EXERCISE DESCRIPTION
Restate the complete material exactly.

— START OF RECORDS TO USE —

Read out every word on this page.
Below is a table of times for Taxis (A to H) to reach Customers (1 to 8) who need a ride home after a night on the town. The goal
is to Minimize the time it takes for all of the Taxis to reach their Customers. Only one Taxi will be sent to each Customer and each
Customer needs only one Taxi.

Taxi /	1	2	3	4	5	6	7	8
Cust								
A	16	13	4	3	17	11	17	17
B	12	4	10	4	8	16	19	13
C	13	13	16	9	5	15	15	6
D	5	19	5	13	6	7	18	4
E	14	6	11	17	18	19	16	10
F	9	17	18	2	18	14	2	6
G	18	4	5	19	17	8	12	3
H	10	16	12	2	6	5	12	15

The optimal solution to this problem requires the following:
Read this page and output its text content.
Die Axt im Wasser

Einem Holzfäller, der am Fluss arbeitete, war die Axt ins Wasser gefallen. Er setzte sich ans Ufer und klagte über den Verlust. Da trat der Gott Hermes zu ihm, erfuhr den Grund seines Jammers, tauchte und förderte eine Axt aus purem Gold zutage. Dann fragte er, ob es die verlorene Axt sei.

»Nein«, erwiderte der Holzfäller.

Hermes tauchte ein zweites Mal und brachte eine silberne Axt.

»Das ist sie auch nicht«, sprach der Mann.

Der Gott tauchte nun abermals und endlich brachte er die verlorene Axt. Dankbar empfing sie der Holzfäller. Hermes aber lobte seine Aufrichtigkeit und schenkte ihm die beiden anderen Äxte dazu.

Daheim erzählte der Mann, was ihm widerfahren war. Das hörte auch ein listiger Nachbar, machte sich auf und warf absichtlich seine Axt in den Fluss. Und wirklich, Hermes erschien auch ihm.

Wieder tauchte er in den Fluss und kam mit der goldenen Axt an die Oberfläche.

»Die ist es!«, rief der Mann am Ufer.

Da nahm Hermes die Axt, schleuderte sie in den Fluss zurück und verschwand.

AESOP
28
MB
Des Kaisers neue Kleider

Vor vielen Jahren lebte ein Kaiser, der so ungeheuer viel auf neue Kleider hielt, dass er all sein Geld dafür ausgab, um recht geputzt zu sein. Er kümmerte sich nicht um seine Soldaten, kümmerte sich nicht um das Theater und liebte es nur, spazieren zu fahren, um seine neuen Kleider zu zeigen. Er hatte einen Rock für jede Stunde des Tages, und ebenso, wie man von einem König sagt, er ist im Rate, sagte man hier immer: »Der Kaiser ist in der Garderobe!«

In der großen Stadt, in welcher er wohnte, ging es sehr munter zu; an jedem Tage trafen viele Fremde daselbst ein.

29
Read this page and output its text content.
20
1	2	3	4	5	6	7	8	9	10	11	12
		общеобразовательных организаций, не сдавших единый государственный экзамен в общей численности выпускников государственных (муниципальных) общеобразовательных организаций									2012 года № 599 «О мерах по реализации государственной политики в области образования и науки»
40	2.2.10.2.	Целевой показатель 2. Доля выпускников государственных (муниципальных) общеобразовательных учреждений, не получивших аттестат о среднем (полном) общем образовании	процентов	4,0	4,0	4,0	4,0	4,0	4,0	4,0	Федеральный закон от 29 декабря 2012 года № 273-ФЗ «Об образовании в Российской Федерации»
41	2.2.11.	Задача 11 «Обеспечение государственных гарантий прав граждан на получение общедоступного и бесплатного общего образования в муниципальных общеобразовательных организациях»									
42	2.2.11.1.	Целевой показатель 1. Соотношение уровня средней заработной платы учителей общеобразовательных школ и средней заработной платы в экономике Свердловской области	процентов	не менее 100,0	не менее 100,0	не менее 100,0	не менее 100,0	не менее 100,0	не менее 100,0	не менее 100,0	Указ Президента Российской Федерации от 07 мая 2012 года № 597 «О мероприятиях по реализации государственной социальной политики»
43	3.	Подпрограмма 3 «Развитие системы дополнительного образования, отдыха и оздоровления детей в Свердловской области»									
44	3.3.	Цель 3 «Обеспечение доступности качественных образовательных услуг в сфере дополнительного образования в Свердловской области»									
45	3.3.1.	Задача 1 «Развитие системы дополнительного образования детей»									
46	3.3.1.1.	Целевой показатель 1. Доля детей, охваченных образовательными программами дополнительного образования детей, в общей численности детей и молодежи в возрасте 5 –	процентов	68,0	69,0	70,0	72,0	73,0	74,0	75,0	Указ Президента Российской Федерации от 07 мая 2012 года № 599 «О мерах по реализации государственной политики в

— END OF RECORDS TO USE —

EXERCISE RESPONSE
Read out every word on this page.
Below is a table of times for Taxis (A to H) to reach Customers (1 to 8) who need a ride home after a night on the town. The goal
is to Minimize the time it takes for all of the Taxis to reach their Customers. Only one Taxi will be sent to each Customer and each
Customer needs only one Taxi.

Taxi /	1	2	3	4	5	6	7	8
Cust								
A	16	13	4	3	17	11	17	17
B	12	4	10	4	8	16	19	13
C	13	13	16	9	5	15	15	6
D	5	19	5	13	6	7	18	4
E	14	6	11	17	18	19	16	10
F	9	17	18	2	18	14	2	6
G	18	4	5	19	17	8	12	3
H	10	16	12	2	6	5	12	15

The optimal solution to this problem requires the following:
Read this page and output its text content.
Die Axt im Wasser

Einem Holzfäller, der am Fluss arbeitete, war die Axt ins Wasser gefallen. Er setzte sich ans Ufer und klagte über den Verlust. Da trat der Gott Hermes zu ihm, erfuhr den Grund seines Jammers, tauchte und förderte eine Axt aus purem Gold zutage. Dann fragte er, ob es die verlorene Axt sei.

»Nein«, erwiderte der Holzfäller.

Hermes tauchte ein zweites Mal und brachte eine silberne Axt.

»Das ist sie auch nicht«, sprach der Mann.

Der Gott tauchte nun abermals und endlich brachte er die verlorene Axt. Dankbar empfing sie der Holzfäller. Hermes aber lobte seine Aufrichtigkeit und schenkte ihm die beiden anderen Äxte dazu.

Daheim erzählte der Mann, was ihm widerfahren war. Das hörte auch ein listiger Nachbar, machte sich auf und warf absichtlich seine Axt in den Fluss. Und wirklich, Hermes erschien auch ihm.

Wieder tauchte er in den Fluss und kam mit der goldenen Axt an die Oberfläche.

»Die ist es!«, rief der Mann am Ufer.

Da nahm Hermes die Axt, schleuderte sie in den Fluss zurück und verschwand.

AESOP
28
MB
Des Kaisers neue Kleider

Vor vielen Jahren lebte ein Kaiser, der so ungeheuer viel auf neue Kleider hielt, dass er all sein Geld dafür ausgab, um recht geputzt zu sein. Er kümmerte sich nicht um seine Soldaten, kümmerte sich nicht um das Theater und liebte es nur, spazieren zu fahren, um seine neuen Kleider zu zeigen. Er hatte einen Rock für jede Stunde des Tages, und ebenso, wie man von einem König sagt, er ist im Rate, sagte man hier immer: »Der Kaiser ist in der Garderobe!«

In der großen Stadt, in welcher er wohnte, ging es sehr munter zu; an jedem Tage trafen viele Fremde daselbst ein.

29
Read this page and output its text content.
20
1	2	3	4	5	6	7	8	9	10	11	12
		общеобразовательных организаций, не сдавших единый государственный экзамен в общей численности выпускников государственных (муниципальных) общеобразовательных организаций									2012 года № 599 «О мерах по реализации государственной политики в области образования и науки»
40	2.2.10.2.	Целевой показатель 2. Доля выпускников государственных (муниципальных) общеобразовательных учреждений, не получивших аттестат о среднем (полном) общем образовании	процентов	4,0	4,0	4,0	4,0	4,0	4,0	4,0	Федеральный закон от 29 декабря 2012 года № 273-ФЗ «Об образовании в Российской Федерации»
41	2.2.11.	Задача 11 «Обеспечение государственных гарантий прав граждан на получение общедоступного и бесплатного общего образования в муниципальных общеобразовательных организациях»									
42	2.2.11.1.	Целевой показатель 1. Соотношение уровня средней заработной платы учителей общеобразовательных школ и средней заработной платы в экономике Свердловской области	процентов	не менее 100,0	не менее 100,0	не менее 100,0	не менее 100,0	не менее 100,0	не менее 100,0	не менее 100,0	Указ Президента Российской Федерации от 07 мая 2012 года № 597 «О мероприятиях по реализации государственной социальной политики»
43	3.	Подпрограмма 3 «Развитие системы дополнительного образования, отдыха и оздоровления детей в Свердловской области»									
44	3.3.	Цель 3 «Обеспечение доступности качественных образовательных услуг в сфере дополнительного образования в Свердловской области»									
45	3.3.1.	Задача 1 «Развитие системы дополнительного образования детей»									
46	3.3.1.1.	Целевой показатель 1. Доля детей, охваченных образовательными программами дополнительного образования детей, в общей численности детей и молодежи в возрасте 5 –	процентов	68,0	69,0	70,0	72,0	73,0	74,0	75,0	Указ Президента Российской Федерации от 07 мая 2012 года № 599 «О мерах по реализации государственной политики в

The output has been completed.